| Arahan Singkat |
Tuliskan kelanjutan teks tentang program Meet Nite Live di Metro TV, dimulai setelah kalimat terakhirnya.

| Teks Bacaan |
Televisi makin jarang digandrungi anak muda, apalagi untuk sekadar menonton berita. Namun, akhir-akhir ini masyarakat tertarik dengan program Meet Nite Live di Metro TV yang bergaya satir dan jenaka. Beda lagi dengan respons dari organisasi masyarakat dan pakar komunikasi media.
***
Stasiun televisi Metro TV seolah mencoba gaya pemberitaan mode baru yang tidak pernah dipakai oleh stasiun televisi lainnya di Indonesia. Agar lebih interaktif dengan penonton, Metro TV menggunakan komunikasi satir berbalut komedi.
Program baru itu bernama Meet Nite Live yang tayang setiap Selasa dan Kamis pukul 22.30 WIB. Valentinus Resa merupakan tokoh senter yang bertugas sebagai host atau presenter dalam program tersebut.
Dilansir dari metrotvnews.com, Meet Nite Live merupakan perpaduan dari wawancara langsung dengan liputan di lapangan, sehingga masih terpercaya informasinya. Pembahasan yang diangkat mengenai isu-isu terkini dan tren perilaku masyarakat secara tajam tapi tetap menghibur.

| Informasi yang Tersedia |

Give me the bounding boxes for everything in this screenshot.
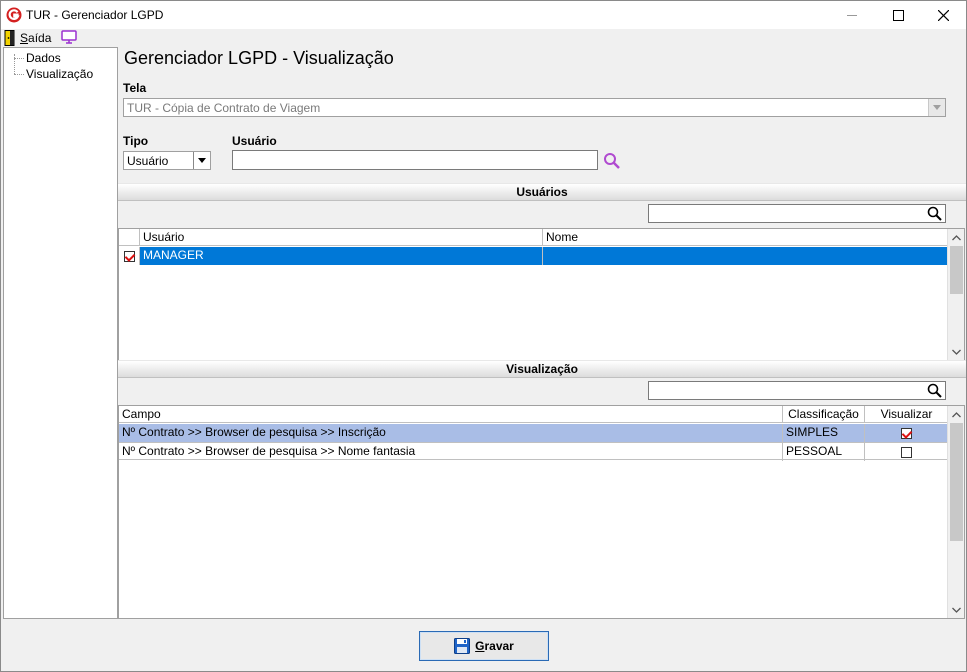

| Jawaban Berikut |
Namun, tak semua penonton sepakat dengan model penyajian berita ala Meet Nite Live. Salah satu organisasi masyarat Perisai Kebenaran Nasional bahkan melakukan somasi kepada Valentinus Resa sebagai presenter.
Politisi Partai Nasional Demokrat (Nasdem), Ahmad Sahroni siap pasang badan untuk Resa jika ormas Perisai Kebenaran Nasional jadi mengangkat masalah tersebut ke ranah hukum. Kalau ditanya, mengapa Nasdem? Masuk akal saja, karena perintis media Metro TV adalah Ketua Umum Nasdem Surya Paloh.
Meet Nite Live dapat rating tertinggi
Berbeda dengan ormas Perisai Kebenaran Nasional, sebagian penonton usia muda justru merespons baik acara Meet Nite Live yang memiliki model pemberitaan ‘santai’. Terbukti, ketika Meet Nite Live mendulang rating tertinggi sejak pertama kali mengudara pada Maret 2025 di Metro TV.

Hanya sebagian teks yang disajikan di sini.